◆ Written exercise: Please copy every entry below word for word, leaving out the pictures.

[Rows from a layout dataset]
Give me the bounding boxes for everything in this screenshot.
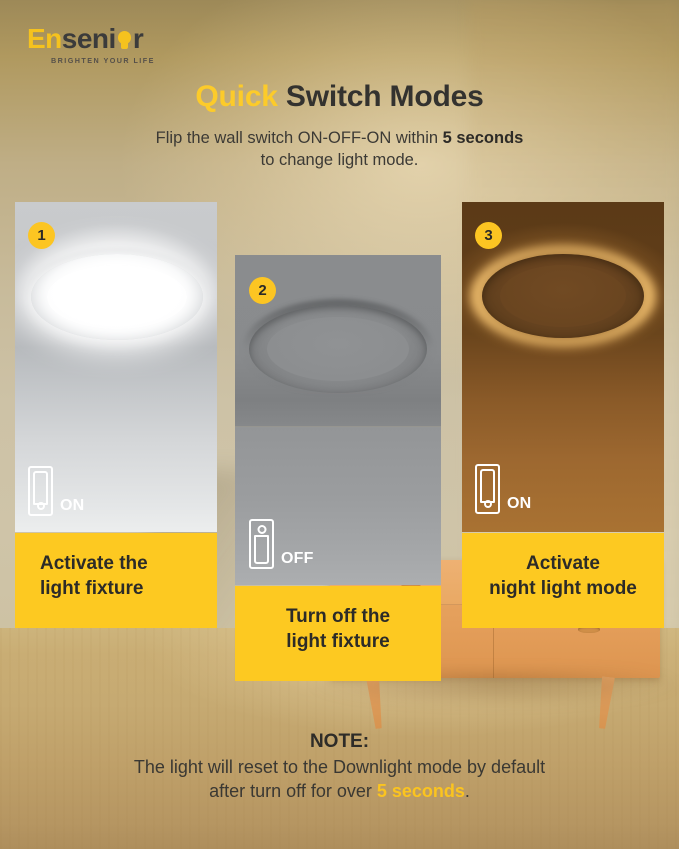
step-panel-1: 1 ON <box>15 202 217 532</box>
wall-switch-indicator-2: OFF <box>249 519 314 569</box>
brand-logo: Ensenir BRIGHTEN YOUR LIFE <box>27 25 177 65</box>
brand-wordmark: Ensenir <box>27 25 177 53</box>
step-caption-3: Activate night light mode <box>462 533 664 628</box>
step-2-caption-line1: Turn off the <box>286 606 390 627</box>
step-3-caption-line2: night light mode <box>489 578 637 599</box>
ceiling-light-fixture-off <box>249 305 427 393</box>
brand-name-part2: seni <box>62 23 116 54</box>
subtitle-duration: 5 seconds <box>443 129 524 147</box>
step-caption-2: Turn off the light fixture <box>235 586 441 681</box>
wall-switch-indicator-3: ON <box>475 464 531 514</box>
step-2-caption-line2: light fixture <box>286 631 389 652</box>
switch-state-label-1: ON <box>60 498 84 516</box>
page-title-highlight: Quick <box>195 80 277 113</box>
rocker-switch-off-icon <box>249 519 274 569</box>
step-1-caption-line2: light fixture <box>40 578 143 599</box>
page-subtitle: Flip the wall switch ON-OFF-ON within 5 … <box>0 128 679 172</box>
page-title-rest: Switch Modes <box>278 80 484 113</box>
rocker-switch-on-icon <box>475 464 500 514</box>
ceiling-light-fixture-nightlight <box>482 254 644 338</box>
step-badge-2: 2 <box>249 277 276 304</box>
switch-state-label-2: OFF <box>281 551 314 569</box>
note-line2-tail: . <box>465 781 470 801</box>
page-title: Quick Switch Modes <box>0 80 679 114</box>
brand-tagline: BRIGHTEN YOUR LIFE <box>51 56 177 65</box>
step-caption-1: Activate the light fixture <box>15 533 217 628</box>
step-badge-1: 1 <box>28 222 55 249</box>
switch-state-label-3: ON <box>507 496 531 514</box>
note-line1: The light will reset to the Downlight mo… <box>134 757 545 777</box>
step-badge-3: 3 <box>475 222 502 249</box>
step-3-caption-line1: Activate <box>526 553 600 574</box>
subtitle-line1-lead: Flip the wall switch ON-OFF-ON within <box>156 129 443 147</box>
brand-name-part1: En <box>27 23 62 54</box>
ceiling-light-fixture-bright <box>31 254 203 340</box>
note-title: NOTE: <box>0 730 679 754</box>
step-panel-3: 3 ON <box>462 202 664 532</box>
subtitle-line2: to change light mode. <box>261 151 419 169</box>
infographic-page: Ensenir BRIGHTEN YOUR LIFE Quick Switch … <box>0 0 679 849</box>
step-panel-2: 2 OFF <box>235 255 441 585</box>
lightbulb-icon <box>116 31 133 51</box>
note-body: The light will reset to the Downlight mo… <box>0 755 679 804</box>
note-duration: 5 seconds <box>377 781 465 801</box>
step-1-caption-line1: Activate the <box>40 553 148 574</box>
rocker-switch-on-icon <box>28 466 53 516</box>
brand-name-part3: r <box>133 23 143 54</box>
wall-switch-indicator-1: ON <box>28 466 84 516</box>
note-section: NOTE: The light will reset to the Downli… <box>0 730 679 803</box>
note-line2-lead: after turn off for over <box>209 781 377 801</box>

◆ Complete output:
Give me the bounding boxes for everything in this screenshot.
step-panel-1: 1 ON <box>15 202 217 532</box>
wall-switch-indicator-2: OFF <box>249 519 314 569</box>
brand-logo: Ensenir BRIGHTEN YOUR LIFE <box>27 25 177 65</box>
brand-wordmark: Ensenir <box>27 25 177 53</box>
step-caption-3: Activate night light mode <box>462 533 664 628</box>
step-2-caption-line1: Turn off the <box>286 606 390 627</box>
step-3-caption-line2: night light mode <box>489 578 637 599</box>
ceiling-light-fixture-off <box>249 305 427 393</box>
brand-name-part2: seni <box>62 23 116 54</box>
subtitle-duration: 5 seconds <box>443 129 524 147</box>
step-caption-2: Turn off the light fixture <box>235 586 441 681</box>
wall-switch-indicator-3: ON <box>475 464 531 514</box>
step-2-caption-line2: light fixture <box>286 631 389 652</box>
switch-state-label-1: ON <box>60 498 84 516</box>
page-title-highlight: Quick <box>195 80 277 113</box>
rocker-switch-off-icon <box>249 519 274 569</box>
step-1-caption-line2: light fixture <box>40 578 143 599</box>
page-subtitle: Flip the wall switch ON-OFF-ON within 5 … <box>0 128 679 172</box>
page-title-rest: Switch Modes <box>278 80 484 113</box>
rocker-switch-on-icon <box>475 464 500 514</box>
ceiling-light-fixture-nightlight <box>482 254 644 338</box>
step-badge-2: 2 <box>249 277 276 304</box>
switch-state-label-2: OFF <box>281 551 314 569</box>
note-line2-tail: . <box>465 781 470 801</box>
page-title: Quick Switch Modes <box>0 80 679 114</box>
brand-tagline: BRIGHTEN YOUR LIFE <box>51 56 177 65</box>
step-caption-1: Activate the light fixture <box>15 533 217 628</box>
step-badge-1: 1 <box>28 222 55 249</box>
switch-state-label-3: ON <box>507 496 531 514</box>
note-line1: The light will reset to the Downlight mo… <box>134 757 545 777</box>
step-badge-3: 3 <box>475 222 502 249</box>
step-3-caption-line1: Activate <box>526 553 600 574</box>
subtitle-line1-lead: Flip the wall switch ON-OFF-ON within <box>156 129 443 147</box>
brand-name-part1: En <box>27 23 62 54</box>
ceiling-light-fixture-bright <box>31 254 203 340</box>
note-title: NOTE: <box>0 730 679 754</box>
step-panel-3: 3 ON <box>462 202 664 532</box>
subtitle-line2: to change light mode. <box>261 151 419 169</box>
infographic-page: Ensenir BRIGHTEN YOUR LIFE Quick Switch … <box>0 0 679 849</box>
step-panel-2: 2 OFF <box>235 255 441 585</box>
lightbulb-icon <box>116 31 133 51</box>
note-body: The light will reset to the Downlight mo… <box>0 755 679 804</box>
note-duration: 5 seconds <box>377 781 465 801</box>
step-1-caption-line1: Activate the <box>40 553 148 574</box>
rocker-switch-on-icon <box>28 466 53 516</box>
brand-name-part3: r <box>133 23 143 54</box>
wall-switch-indicator-1: ON <box>28 466 84 516</box>
note-section: NOTE: The light will reset to the Downli… <box>0 730 679 803</box>
note-line2-lead: after turn off for over <box>209 781 377 801</box>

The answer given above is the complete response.